**Work to complete**
Reproduce each line of the listing exactly.

(Dataset entries on figures)

^^^^^^^^

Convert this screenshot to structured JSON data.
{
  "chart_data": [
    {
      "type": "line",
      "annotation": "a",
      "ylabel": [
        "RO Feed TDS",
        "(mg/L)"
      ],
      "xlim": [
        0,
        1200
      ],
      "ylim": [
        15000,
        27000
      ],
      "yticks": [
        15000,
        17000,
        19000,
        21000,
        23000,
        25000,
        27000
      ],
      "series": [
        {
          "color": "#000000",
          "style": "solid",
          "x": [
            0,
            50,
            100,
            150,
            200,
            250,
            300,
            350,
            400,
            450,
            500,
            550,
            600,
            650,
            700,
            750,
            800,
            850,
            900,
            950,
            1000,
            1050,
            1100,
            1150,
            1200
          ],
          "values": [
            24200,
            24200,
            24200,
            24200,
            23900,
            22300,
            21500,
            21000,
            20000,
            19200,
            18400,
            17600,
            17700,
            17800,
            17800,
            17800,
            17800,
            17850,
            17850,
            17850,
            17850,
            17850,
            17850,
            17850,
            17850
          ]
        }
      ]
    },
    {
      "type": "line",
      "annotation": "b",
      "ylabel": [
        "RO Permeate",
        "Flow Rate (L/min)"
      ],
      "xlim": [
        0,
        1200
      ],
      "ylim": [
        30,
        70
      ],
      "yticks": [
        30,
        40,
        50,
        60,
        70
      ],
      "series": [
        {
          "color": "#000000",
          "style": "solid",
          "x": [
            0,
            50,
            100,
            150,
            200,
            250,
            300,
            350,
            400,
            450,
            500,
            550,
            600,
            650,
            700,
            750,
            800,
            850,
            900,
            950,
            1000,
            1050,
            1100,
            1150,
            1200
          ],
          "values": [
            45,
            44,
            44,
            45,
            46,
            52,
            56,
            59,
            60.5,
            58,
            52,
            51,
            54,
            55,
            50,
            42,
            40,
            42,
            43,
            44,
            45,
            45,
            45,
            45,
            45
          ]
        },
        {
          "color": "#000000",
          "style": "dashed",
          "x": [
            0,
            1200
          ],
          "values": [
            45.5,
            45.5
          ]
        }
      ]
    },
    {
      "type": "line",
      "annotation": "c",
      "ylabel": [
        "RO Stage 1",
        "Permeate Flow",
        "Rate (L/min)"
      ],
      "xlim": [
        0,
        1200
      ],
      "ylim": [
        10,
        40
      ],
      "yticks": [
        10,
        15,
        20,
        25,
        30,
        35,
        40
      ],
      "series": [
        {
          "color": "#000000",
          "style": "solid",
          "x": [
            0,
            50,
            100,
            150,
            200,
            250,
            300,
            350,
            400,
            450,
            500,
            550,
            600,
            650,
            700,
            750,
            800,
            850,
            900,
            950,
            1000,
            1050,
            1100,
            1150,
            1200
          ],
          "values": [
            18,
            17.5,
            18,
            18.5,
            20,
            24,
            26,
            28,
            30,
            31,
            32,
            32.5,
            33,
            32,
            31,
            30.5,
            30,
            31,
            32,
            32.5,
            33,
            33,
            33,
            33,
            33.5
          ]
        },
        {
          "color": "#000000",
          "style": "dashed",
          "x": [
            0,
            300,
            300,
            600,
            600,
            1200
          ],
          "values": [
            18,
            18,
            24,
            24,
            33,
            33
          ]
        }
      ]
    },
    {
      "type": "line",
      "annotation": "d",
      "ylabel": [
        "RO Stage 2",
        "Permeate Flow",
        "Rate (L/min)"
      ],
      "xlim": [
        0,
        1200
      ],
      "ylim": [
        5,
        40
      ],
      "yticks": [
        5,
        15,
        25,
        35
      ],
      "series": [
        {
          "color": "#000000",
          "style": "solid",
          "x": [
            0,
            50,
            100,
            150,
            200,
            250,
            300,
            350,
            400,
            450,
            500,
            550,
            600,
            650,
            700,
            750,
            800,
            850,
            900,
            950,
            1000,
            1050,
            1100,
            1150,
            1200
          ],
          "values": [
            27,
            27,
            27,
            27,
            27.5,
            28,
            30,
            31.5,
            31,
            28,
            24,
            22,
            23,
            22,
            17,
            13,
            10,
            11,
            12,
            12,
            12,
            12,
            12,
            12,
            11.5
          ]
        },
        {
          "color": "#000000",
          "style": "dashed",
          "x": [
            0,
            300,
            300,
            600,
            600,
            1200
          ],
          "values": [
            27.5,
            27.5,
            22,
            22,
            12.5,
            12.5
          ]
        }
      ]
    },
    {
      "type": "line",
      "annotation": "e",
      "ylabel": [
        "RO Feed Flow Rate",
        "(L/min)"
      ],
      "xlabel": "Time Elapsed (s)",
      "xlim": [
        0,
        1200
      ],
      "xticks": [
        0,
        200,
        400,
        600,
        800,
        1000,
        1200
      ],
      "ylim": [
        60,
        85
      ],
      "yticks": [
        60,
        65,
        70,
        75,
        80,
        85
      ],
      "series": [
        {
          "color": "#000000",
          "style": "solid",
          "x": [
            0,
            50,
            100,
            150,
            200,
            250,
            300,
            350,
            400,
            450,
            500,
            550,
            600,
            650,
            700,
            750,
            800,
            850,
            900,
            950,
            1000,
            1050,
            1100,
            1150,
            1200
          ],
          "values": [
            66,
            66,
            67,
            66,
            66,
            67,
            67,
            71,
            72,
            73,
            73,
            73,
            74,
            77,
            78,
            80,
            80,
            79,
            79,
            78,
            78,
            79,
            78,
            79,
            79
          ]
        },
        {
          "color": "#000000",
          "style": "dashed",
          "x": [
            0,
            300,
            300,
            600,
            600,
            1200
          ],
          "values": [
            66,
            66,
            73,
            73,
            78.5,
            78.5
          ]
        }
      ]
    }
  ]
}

^^^^^^^^

**In response**
Convert this screenshot to structured JSON data.
{
  "chart_data": [
    {
      "type": "line",
      "annotation": "a",
      "ylabel": [
        "RO Feed TDS",
        "(mg/L)"
      ],
      "xlim": [
        0,
        1200
      ],
      "ylim": [
        15000,
        27000
      ],
      "yticks": [
        15000,
        17000,
        19000,
        21000,
        23000,
        25000,
        27000
      ],
      "series": [
        {
          "color": "#000000",
          "style": "solid",
          "x": [
            0,
            50,
            100,
            150,
            200,
            250,
            300,
            350,
            400,
            450,
            500,
            550,
            600,
            650,
            700,
            750,
            800,
            850,
            900,
            950,
            1000,
            1050,
            1100,
            1150,
            1200
          ],
          "values": [
            24200,
            24200,
            24200,
            24200,
            23900,
            22300,
            21500,
            21000,
            20000,
            19200,
            18400,
            17600,
            17700,
            17800,
            17800,
            17800,
            17800,
            17850,
            17850,
            17850,
            17850,
            17850,
            17850,
            17850,
            17850
          ]
        }
      ]
    },
    {
      "type": "line",
      "annotation": "b",
      "ylabel": [
        "RO Permeate",
        "Flow Rate (L/min)"
      ],
      "xlim": [
        0,
        1200
      ],
      "ylim": [
        30,
        70
      ],
      "yticks": [
        30,
        40,
        50,
        60,
        70
      ],
      "series": [
        {
          "color": "#000000",
          "style": "solid",
          "x": [
            0,
            50,
            100,
            150,
            200,
            250,
            300,
            350,
            400,
            450,
            500,
            550,
            600,
            650,
            700,
            750,
            800,
            850,
            900,
            950,
            1000,
            1050,
            1100,
            1150,
            1200
          ],
          "values": [
            45,
            44,
            44,
            45,
            46,
            52,
            56,
            59,
            60.5,
            58,
            52,
            51,
            54,
            55,
            50,
            42,
            40,
            42,
            43,
            44,
            45,
            45,
            45,
            45,
            45
          ]
        },
        {
          "color": "#000000",
          "style": "dashed",
          "x": [
            0,
            1200
          ],
          "values": [
            45.5,
            45.5
          ]
        }
      ]
    },
    {
      "type": "line",
      "annotation": "c",
      "ylabel": [
        "RO Stage 1",
        "Permeate Flow",
        "Rate (L/min)"
      ],
      "xlim": [
        0,
        1200
      ],
      "ylim": [
        10,
        40
      ],
      "yticks": [
        10,
        15,
        20,
        25,
        30,
        35,
        40
      ],
      "series": [
        {
          "color": "#000000",
          "style": "solid",
          "x": [
            0,
            50,
            100,
            150,
            200,
            250,
            300,
            350,
            400,
            450,
            500,
            550,
            600,
            650,
            700,
            750,
            800,
            850,
            900,
            950,
            1000,
            1050,
            1100,
            1150,
            1200
          ],
          "values": [
            18,
            17.5,
            18,
            18.5,
            20,
            24,
            26,
            28,
            30,
            31,
            32,
            32.5,
            33,
            32,
            31,
            30.5,
            30,
            31,
            32,
            32.5,
            33,
            33,
            33,
            33,
            33.5
          ]
        },
        {
          "color": "#000000",
          "style": "dashed",
          "x": [
            0,
            300,
            300,
            600,
            600,
            1200
          ],
          "values": [
            18,
            18,
            24,
            24,
            33,
            33
          ]
        }
      ]
    },
    {
      "type": "line",
      "annotation": "d",
      "ylabel": [
        "RO Stage 2",
        "Permeate Flow",
        "Rate (L/min)"
      ],
      "xlim": [
        0,
        1200
      ],
      "ylim": [
        5,
        40
      ],
      "yticks": [
        5,
        15,
        25,
        35
      ],
      "series": [
        {
          "color": "#000000",
          "style": "solid",
          "x": [
            0,
            50,
            100,
            150,
            200,
            250,
            300,
            350,
            400,
            450,
            500,
            550,
            600,
            650,
            700,
            750,
            800,
            850,
            900,
            950,
            1000,
            1050,
            1100,
            1150,
            1200
          ],
          "values": [
            27,
            27,
            27,
            27,
            27.5,
            28,
            30,
            31.5,
            31,
            28,
            24,
            22,
            23,
            22,
            17,
            13,
            10,
            11,
            12,
            12,
            12,
            12,
            12,
            12,
            11.5
          ]
        },
        {
          "color": "#000000",
          "style": "dashed",
          "x": [
            0,
            300,
            300,
            600,
            600,
            1200
          ],
          "values": [
            27.5,
            27.5,
            22,
            22,
            12.5,
            12.5
          ]
        }
      ]
    },
    {
      "type": "line",
      "annotation": "e",
      "ylabel": [
        "RO Feed Flow Rate",
        "(L/min)"
      ],
      "xlabel": "Time Elapsed (s)",
      "xlim": [
        0,
        1200
      ],
      "xticks": [
        0,
        200,
        400,
        600,
        800,
        1000,
        1200
      ],
      "ylim": [
        60,
        85
      ],
      "yticks": [
        60,
        65,
        70,
        75,
        80,
        85
      ],
      "series": [
        {
          "color": "#000000",
          "style": "solid",
          "x": [
            0,
            50,
            100,
            150,
            200,
            250,
            300,
            350,
            400,
            450,
            500,
            550,
            600,
            650,
            700,
            750,
            800,
            850,
            900,
            950,
            1000,
            1050,
            1100,
            1150,
            1200
          ],
          "values": [
            66,
            66,
            67,
            66,
            66,
            67,
            67,
            71,
            72,
            73,
            73,
            73,
            74,
            77,
            78,
            80,
            80,
            79,
            79,
            78,
            78,
            79,
            78,
            79,
            79
          ]
        },
        {
          "color": "#000000",
          "style": "dashed",
          "x": [
            0,
            300,
            300,
            600,
            600,
            1200
          ],
          "values": [
            66,
            66,
            73,
            73,
            78.5,
            78.5
          ]
        }
      ]
    }
  ]
}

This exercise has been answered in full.